Extract every line below, verbatim.

:::::

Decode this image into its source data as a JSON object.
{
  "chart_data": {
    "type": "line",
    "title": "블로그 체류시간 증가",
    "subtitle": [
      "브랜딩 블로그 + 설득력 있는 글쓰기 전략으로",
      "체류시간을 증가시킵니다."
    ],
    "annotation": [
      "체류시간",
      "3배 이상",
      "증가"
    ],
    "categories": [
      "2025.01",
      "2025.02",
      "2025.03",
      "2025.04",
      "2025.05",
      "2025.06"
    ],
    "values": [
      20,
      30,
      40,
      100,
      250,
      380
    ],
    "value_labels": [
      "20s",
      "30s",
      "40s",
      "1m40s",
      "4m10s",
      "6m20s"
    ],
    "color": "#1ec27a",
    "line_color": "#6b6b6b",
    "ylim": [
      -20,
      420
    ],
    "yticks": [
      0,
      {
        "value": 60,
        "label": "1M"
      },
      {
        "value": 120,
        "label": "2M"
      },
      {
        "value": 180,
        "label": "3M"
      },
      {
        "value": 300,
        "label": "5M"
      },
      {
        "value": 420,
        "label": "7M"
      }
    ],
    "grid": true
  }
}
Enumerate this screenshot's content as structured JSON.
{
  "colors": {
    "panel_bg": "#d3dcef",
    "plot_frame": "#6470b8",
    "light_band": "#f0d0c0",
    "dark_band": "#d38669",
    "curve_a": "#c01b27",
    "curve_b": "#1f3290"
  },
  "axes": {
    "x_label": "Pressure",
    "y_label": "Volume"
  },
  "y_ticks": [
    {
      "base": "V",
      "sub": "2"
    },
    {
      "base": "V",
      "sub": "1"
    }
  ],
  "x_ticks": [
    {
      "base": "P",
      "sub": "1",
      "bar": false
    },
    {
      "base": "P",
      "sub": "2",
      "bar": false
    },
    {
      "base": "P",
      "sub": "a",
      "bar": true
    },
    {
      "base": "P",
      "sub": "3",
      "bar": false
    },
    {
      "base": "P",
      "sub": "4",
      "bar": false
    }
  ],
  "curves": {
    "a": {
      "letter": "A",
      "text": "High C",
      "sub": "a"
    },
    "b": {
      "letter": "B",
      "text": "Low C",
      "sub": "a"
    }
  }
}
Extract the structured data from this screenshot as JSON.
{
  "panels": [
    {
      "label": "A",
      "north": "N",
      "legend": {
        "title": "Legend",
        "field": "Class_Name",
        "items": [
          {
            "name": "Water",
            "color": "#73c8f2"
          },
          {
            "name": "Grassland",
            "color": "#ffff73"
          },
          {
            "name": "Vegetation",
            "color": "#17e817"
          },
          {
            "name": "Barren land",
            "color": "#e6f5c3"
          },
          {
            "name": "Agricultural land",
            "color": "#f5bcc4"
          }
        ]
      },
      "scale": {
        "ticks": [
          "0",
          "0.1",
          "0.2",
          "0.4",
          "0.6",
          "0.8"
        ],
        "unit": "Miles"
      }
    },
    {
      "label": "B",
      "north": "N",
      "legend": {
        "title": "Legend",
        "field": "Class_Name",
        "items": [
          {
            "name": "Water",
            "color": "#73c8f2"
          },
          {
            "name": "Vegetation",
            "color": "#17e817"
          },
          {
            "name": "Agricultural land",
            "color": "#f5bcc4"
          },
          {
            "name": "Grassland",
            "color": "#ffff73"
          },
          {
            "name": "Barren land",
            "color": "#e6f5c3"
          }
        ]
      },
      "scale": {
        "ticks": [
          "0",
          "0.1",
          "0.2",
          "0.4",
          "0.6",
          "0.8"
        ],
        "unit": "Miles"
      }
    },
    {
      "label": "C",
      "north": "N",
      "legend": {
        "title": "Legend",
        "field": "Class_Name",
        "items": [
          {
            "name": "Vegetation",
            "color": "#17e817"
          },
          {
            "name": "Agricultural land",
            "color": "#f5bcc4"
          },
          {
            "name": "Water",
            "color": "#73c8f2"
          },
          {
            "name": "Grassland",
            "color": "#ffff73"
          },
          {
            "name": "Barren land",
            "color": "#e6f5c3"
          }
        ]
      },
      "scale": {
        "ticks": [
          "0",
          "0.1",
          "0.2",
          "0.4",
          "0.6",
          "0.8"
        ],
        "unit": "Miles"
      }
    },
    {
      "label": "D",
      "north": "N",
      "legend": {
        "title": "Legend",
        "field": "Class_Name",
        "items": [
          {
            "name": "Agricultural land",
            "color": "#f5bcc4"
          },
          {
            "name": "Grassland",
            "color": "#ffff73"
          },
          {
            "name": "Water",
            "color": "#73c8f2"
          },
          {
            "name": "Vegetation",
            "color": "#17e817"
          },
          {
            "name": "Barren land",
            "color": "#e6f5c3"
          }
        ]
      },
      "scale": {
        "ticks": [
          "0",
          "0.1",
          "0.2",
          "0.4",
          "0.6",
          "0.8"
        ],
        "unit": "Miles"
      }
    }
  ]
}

:::::

EXERCISE RESULT:
Decode this image into its source data as a JSON object.
{
  "chart_data": {
    "type": "line",
    "title": "블로그 체류시간 증가",
    "subtitle": [
      "브랜딩 블로그 + 설득력 있는 글쓰기 전략으로",
      "체류시간을 증가시킵니다."
    ],
    "annotation": [
      "체류시간",
      "3배 이상",
      "증가"
    ],
    "categories": [
      "2025.01",
      "2025.02",
      "2025.03",
      "2025.04",
      "2025.05",
      "2025.06"
    ],
    "values": [
      20,
      30,
      40,
      100,
      250,
      380
    ],
    "value_labels": [
      "20s",
      "30s",
      "40s",
      "1m40s",
      "4m10s",
      "6m20s"
    ],
    "color": "#1ec27a",
    "line_color": "#6b6b6b",
    "ylim": [
      -20,
      420
    ],
    "yticks": [
      0,
      {
        "value": 60,
        "label": "1M"
      },
      {
        "value": 120,
        "label": "2M"
      },
      {
        "value": 180,
        "label": "3M"
      },
      {
        "value": 300,
        "label": "5M"
      },
      {
        "value": 420,
        "label": "7M"
      }
    ],
    "grid": true
  }
}
Enumerate this screenshot's content as structured JSON.
{
  "colors": {
    "panel_bg": "#d3dcef",
    "plot_frame": "#6470b8",
    "light_band": "#f0d0c0",
    "dark_band": "#d38669",
    "curve_a": "#c01b27",
    "curve_b": "#1f3290"
  },
  "axes": {
    "x_label": "Pressure",
    "y_label": "Volume"
  },
  "y_ticks": [
    {
      "base": "V",
      "sub": "2"
    },
    {
      "base": "V",
      "sub": "1"
    }
  ],
  "x_ticks": [
    {
      "base": "P",
      "sub": "1",
      "bar": false
    },
    {
      "base": "P",
      "sub": "2",
      "bar": false
    },
    {
      "base": "P",
      "sub": "a",
      "bar": true
    },
    {
      "base": "P",
      "sub": "3",
      "bar": false
    },
    {
      "base": "P",
      "sub": "4",
      "bar": false
    }
  ],
  "curves": {
    "a": {
      "letter": "A",
      "text": "High C",
      "sub": "a"
    },
    "b": {
      "letter": "B",
      "text": "Low C",
      "sub": "a"
    }
  }
}
Extract the structured data from this screenshot as JSON.
{
  "panels": [
    {
      "label": "A",
      "north": "N",
      "legend": {
        "title": "Legend",
        "field": "Class_Name",
        "items": [
          {
            "name": "Water",
            "color": "#73c8f2"
          },
          {
            "name": "Grassland",
            "color": "#ffff73"
          },
          {
            "name": "Vegetation",
            "color": "#17e817"
          },
          {
            "name": "Barren land",
            "color": "#e6f5c3"
          },
          {
            "name": "Agricultural land",
            "color": "#f5bcc4"
          }
        ]
      },
      "scale": {
        "ticks": [
          "0",
          "0.1",
          "0.2",
          "0.4",
          "0.6",
          "0.8"
        ],
        "unit": "Miles"
      }
    },
    {
      "label": "B",
      "north": "N",
      "legend": {
        "title": "Legend",
        "field": "Class_Name",
        "items": [
          {
            "name": "Water",
            "color": "#73c8f2"
          },
          {
            "name": "Vegetation",
            "color": "#17e817"
          },
          {
            "name": "Agricultural land",
            "color": "#f5bcc4"
          },
          {
            "name": "Grassland",
            "color": "#ffff73"
          },
          {
            "name": "Barren land",
            "color": "#e6f5c3"
          }
        ]
      },
      "scale": {
        "ticks": [
          "0",
          "0.1",
          "0.2",
          "0.4",
          "0.6",
          "0.8"
        ],
        "unit": "Miles"
      }
    },
    {
      "label": "C",
      "north": "N",
      "legend": {
        "title": "Legend",
        "field": "Class_Name",
        "items": [
          {
            "name": "Vegetation",
            "color": "#17e817"
          },
          {
            "name": "Agricultural land",
            "color": "#f5bcc4"
          },
          {
            "name": "Water",
            "color": "#73c8f2"
          },
          {
            "name": "Grassland",
            "color": "#ffff73"
          },
          {
            "name": "Barren land",
            "color": "#e6f5c3"
          }
        ]
      },
      "scale": {
        "ticks": [
          "0",
          "0.1",
          "0.2",
          "0.4",
          "0.6",
          "0.8"
        ],
        "unit": "Miles"
      }
    },
    {
      "label": "D",
      "north": "N",
      "legend": {
        "title": "Legend",
        "field": "Class_Name",
        "items": [
          {
            "name": "Agricultural land",
            "color": "#f5bcc4"
          },
          {
            "name": "Grassland",
            "color": "#ffff73"
          },
          {
            "name": "Water",
            "color": "#73c8f2"
          },
          {
            "name": "Vegetation",
            "color": "#17e817"
          },
          {
            "name": "Barren land",
            "color": "#e6f5c3"
          }
        ]
      },
      "scale": {
        "ticks": [
          "0",
          "0.1",
          "0.2",
          "0.4",
          "0.6",
          "0.8"
        ],
        "unit": "Miles"
      }
    }
  ]
}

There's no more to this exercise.